**Your objective**.
Extract the text of every entry below exactly; leave images out.

[Start of Record set]

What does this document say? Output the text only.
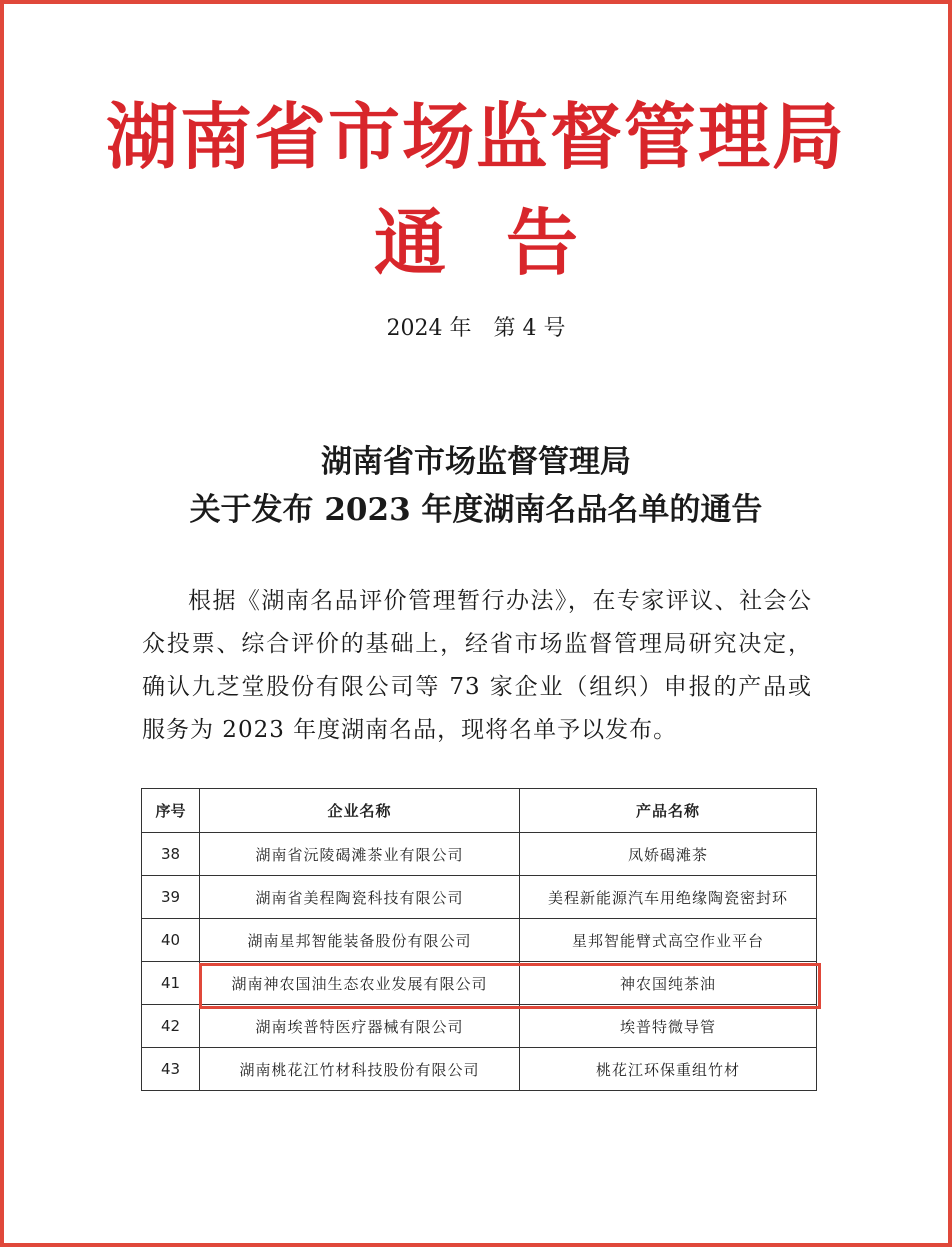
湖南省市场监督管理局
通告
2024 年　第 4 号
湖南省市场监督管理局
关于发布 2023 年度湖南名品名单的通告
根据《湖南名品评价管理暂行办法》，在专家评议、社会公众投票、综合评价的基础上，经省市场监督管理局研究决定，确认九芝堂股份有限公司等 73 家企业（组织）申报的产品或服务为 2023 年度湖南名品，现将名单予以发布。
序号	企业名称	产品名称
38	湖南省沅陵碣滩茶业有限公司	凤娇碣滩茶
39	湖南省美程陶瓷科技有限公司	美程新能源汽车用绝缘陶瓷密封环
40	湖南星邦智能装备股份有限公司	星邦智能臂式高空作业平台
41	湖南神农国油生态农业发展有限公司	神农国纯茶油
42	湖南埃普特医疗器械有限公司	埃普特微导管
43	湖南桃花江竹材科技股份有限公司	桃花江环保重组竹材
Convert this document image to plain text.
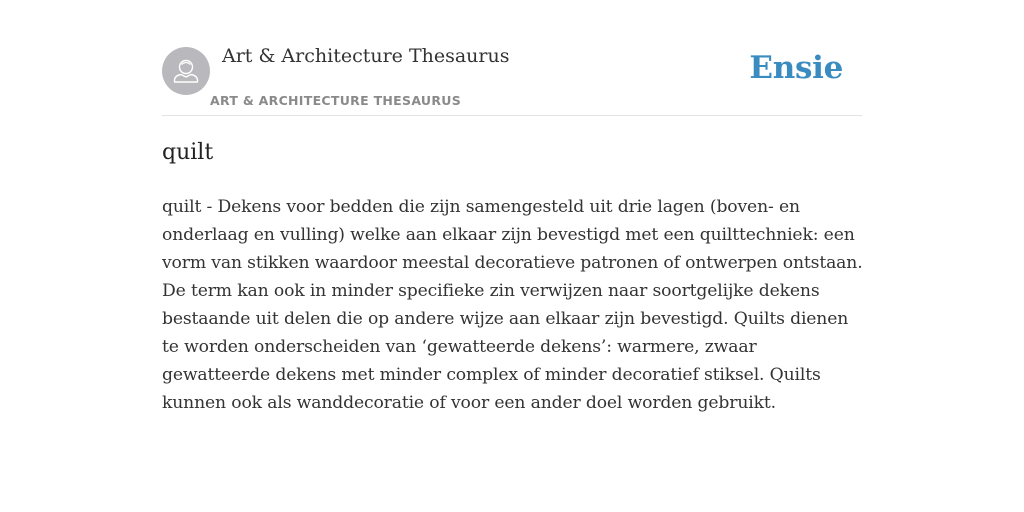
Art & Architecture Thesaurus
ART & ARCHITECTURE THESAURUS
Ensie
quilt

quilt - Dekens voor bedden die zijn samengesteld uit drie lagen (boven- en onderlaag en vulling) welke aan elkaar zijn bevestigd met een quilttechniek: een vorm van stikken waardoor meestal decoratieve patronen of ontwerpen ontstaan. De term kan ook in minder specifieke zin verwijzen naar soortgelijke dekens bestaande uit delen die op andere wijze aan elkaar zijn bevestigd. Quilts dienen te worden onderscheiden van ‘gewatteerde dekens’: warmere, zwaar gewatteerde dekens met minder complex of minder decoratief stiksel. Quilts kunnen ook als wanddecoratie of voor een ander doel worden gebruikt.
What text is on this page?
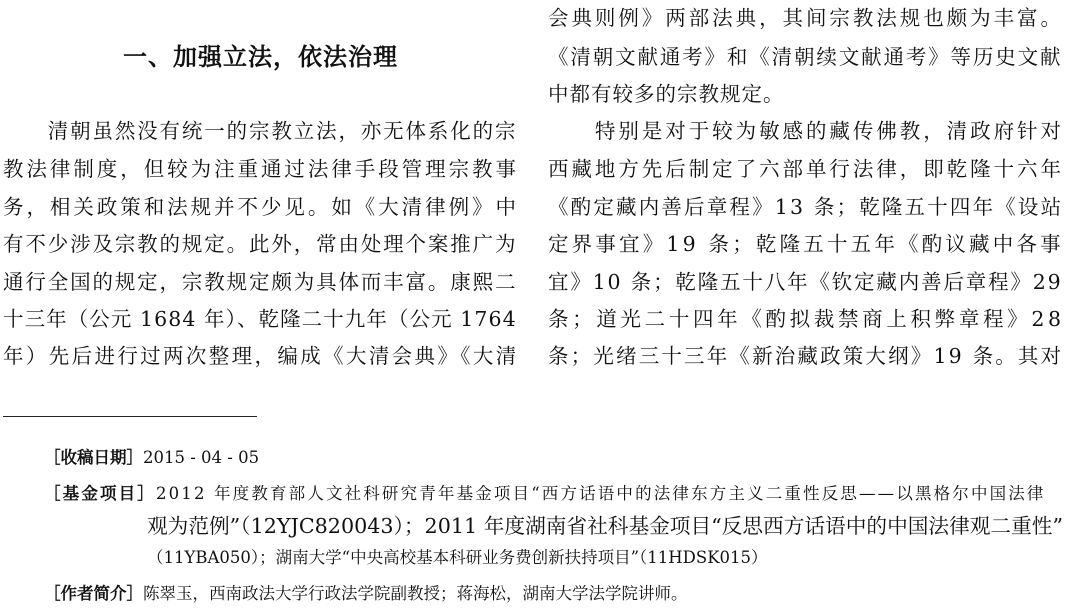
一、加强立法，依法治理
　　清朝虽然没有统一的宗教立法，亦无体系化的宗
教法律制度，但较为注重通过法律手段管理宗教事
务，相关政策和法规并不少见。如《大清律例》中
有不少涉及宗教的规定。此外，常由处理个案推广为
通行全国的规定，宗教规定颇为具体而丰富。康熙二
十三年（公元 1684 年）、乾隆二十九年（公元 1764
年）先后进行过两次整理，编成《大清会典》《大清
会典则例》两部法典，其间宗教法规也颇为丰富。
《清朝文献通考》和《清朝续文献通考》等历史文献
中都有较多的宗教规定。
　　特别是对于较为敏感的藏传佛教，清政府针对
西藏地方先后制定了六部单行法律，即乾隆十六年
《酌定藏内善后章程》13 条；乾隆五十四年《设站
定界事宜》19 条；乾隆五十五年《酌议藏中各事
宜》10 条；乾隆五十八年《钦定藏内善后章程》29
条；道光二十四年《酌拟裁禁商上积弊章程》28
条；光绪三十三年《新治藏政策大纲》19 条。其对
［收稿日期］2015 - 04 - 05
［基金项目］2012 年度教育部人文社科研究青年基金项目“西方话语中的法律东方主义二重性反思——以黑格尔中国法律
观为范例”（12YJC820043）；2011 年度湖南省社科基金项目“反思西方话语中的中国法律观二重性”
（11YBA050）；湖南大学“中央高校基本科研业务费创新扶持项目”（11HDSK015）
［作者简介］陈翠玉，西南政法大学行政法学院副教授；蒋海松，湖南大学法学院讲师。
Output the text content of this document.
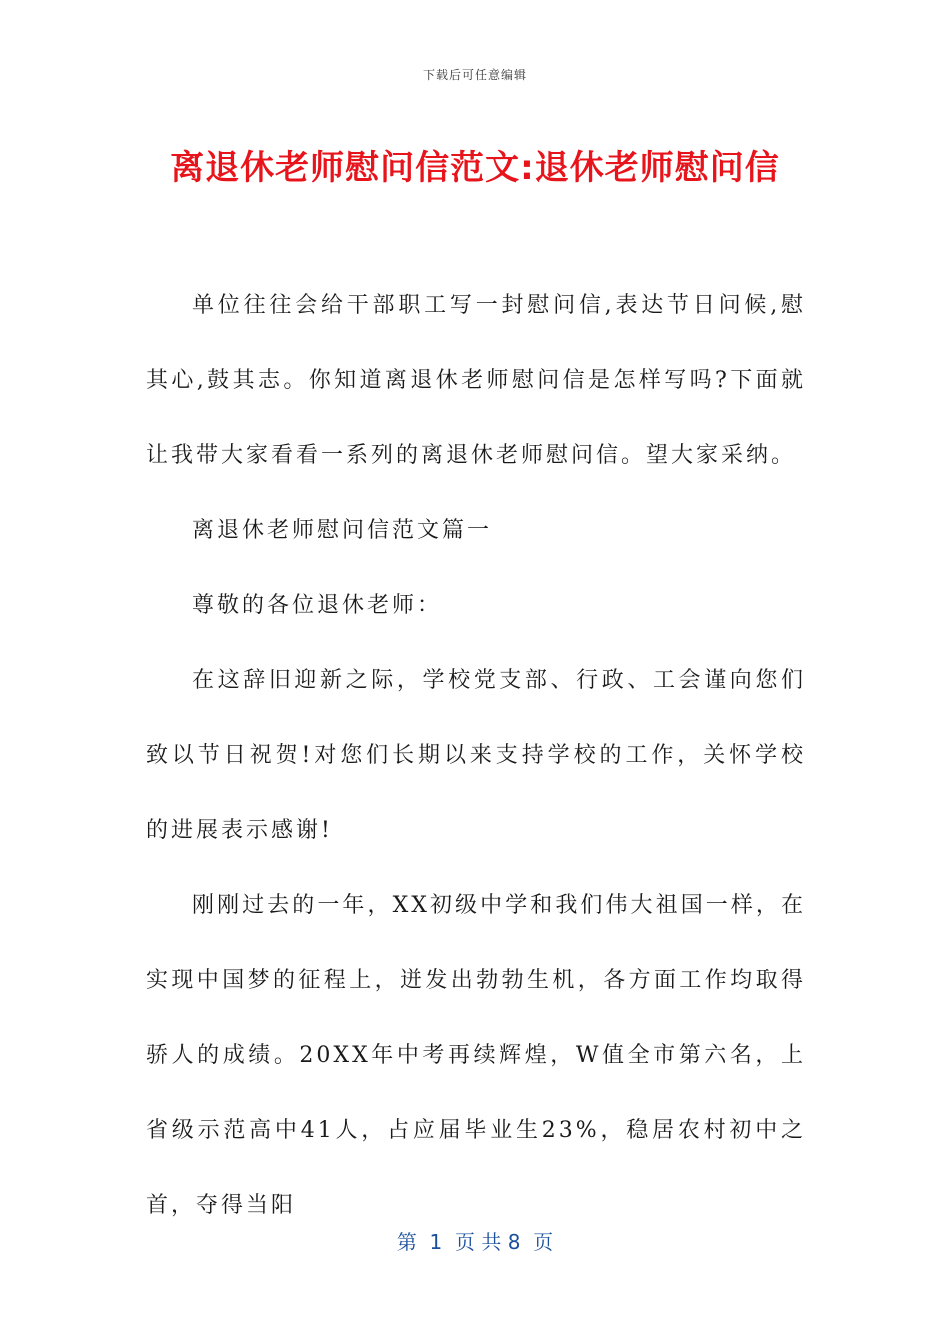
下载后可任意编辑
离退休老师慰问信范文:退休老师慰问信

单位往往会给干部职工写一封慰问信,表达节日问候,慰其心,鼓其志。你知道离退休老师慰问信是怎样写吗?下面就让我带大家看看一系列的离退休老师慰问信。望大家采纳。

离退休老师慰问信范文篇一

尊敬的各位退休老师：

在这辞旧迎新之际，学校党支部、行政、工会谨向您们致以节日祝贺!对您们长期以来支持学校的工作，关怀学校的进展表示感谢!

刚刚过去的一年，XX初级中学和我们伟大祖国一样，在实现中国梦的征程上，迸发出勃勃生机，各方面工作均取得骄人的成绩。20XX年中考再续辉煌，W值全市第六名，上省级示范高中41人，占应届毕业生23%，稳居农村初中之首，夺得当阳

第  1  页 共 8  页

[End of Record set]

**Completed task**.
What does this document say? Output the text only.
湖南省市场监督管理局
通告
2024 年　第 4 号
湖南省市场监督管理局
关于发布 2023 年度湖南名品名单的通告
根据《湖南名品评价管理暂行办法》，在专家评议、社会公众投票、综合评价的基础上，经省市场监督管理局研究决定，确认九芝堂股份有限公司等 73 家企业（组织）申报的产品或服务为 2023 年度湖南名品，现将名单予以发布。
序号	企业名称	产品名称
38	湖南省沅陵碣滩茶业有限公司	凤娇碣滩茶
39	湖南省美程陶瓷科技有限公司	美程新能源汽车用绝缘陶瓷密封环
40	湖南星邦智能装备股份有限公司	星邦智能臂式高空作业平台
41	湖南神农国油生态农业发展有限公司	神农国纯茶油
42	湖南埃普特医疗器械有限公司	埃普特微导管
43	湖南桃花江竹材科技股份有限公司	桃花江环保重组竹材
Convert this document image to plain text.
Art & Architecture Thesaurus
ART & ARCHITECTURE THESAURUS
Ensie
quilt

quilt - Dekens voor bedden die zijn samengesteld uit drie lagen (boven- en onderlaag en vulling) welke aan elkaar zijn bevestigd met een quilttechniek: een vorm van stikken waardoor meestal decoratieve patronen of ontwerpen ontstaan. De term kan ook in minder specifieke zin verwijzen naar soortgelijke dekens bestaande uit delen die op andere wijze aan elkaar zijn bevestigd. Quilts dienen te worden onderscheiden van ‘gewatteerde dekens’: warmere, zwaar gewatteerde dekens met minder complex of minder decoratief stiksel. Quilts kunnen ook als wanddecoratie of voor een ander doel worden gebruikt.
What text is on this page?
一、加强立法，依法治理
　　清朝虽然没有统一的宗教立法，亦无体系化的宗
教法律制度，但较为注重通过法律手段管理宗教事
务，相关政策和法规并不少见。如《大清律例》中
有不少涉及宗教的规定。此外，常由处理个案推广为
通行全国的规定，宗教规定颇为具体而丰富。康熙二
十三年（公元 1684 年）、乾隆二十九年（公元 1764
年）先后进行过两次整理，编成《大清会典》《大清
会典则例》两部法典，其间宗教法规也颇为丰富。
《清朝文献通考》和《清朝续文献通考》等历史文献
中都有较多的宗教规定。
　　特别是对于较为敏感的藏传佛教，清政府针对
西藏地方先后制定了六部单行法律，即乾隆十六年
《酌定藏内善后章程》13 条；乾隆五十四年《设站
定界事宜》19 条；乾隆五十五年《酌议藏中各事
宜》10 条；乾隆五十八年《钦定藏内善后章程》29
条；道光二十四年《酌拟裁禁商上积弊章程》28
条；光绪三十三年《新治藏政策大纲》19 条。其对
［收稿日期］2015 - 04 - 05
［基金项目］2012 年度教育部人文社科研究青年基金项目“西方话语中的法律东方主义二重性反思——以黑格尔中国法律
观为范例”（12YJC820043）；2011 年度湖南省社科基金项目“反思西方话语中的中国法律观二重性”
（11YBA050）；湖南大学“中央高校基本科研业务费创新扶持项目”（11HDSK015）
［作者简介］陈翠玉，西南政法大学行政法学院副教授；蒋海松，湖南大学法学院讲师。
Output the text content of this document.
下载后可任意编辑
离退休老师慰问信范文:退休老师慰问信

单位往往会给干部职工写一封慰问信,表达节日问候,慰其心,鼓其志。你知道离退休老师慰问信是怎样写吗?下面就让我带大家看看一系列的离退休老师慰问信。望大家采纳。

离退休老师慰问信范文篇一

尊敬的各位退休老师：

在这辞旧迎新之际，学校党支部、行政、工会谨向您们致以节日祝贺!对您们长期以来支持学校的工作，关怀学校的进展表示感谢!

刚刚过去的一年，XX初级中学和我们伟大祖国一样，在实现中国梦的征程上，迸发出勃勃生机，各方面工作均取得骄人的成绩。20XX年中考再续辉煌，W值全市第六名，上省级示范高中41人，占应届毕业生23%，稳居农村初中之首，夺得当阳

第  1  页 共 8  页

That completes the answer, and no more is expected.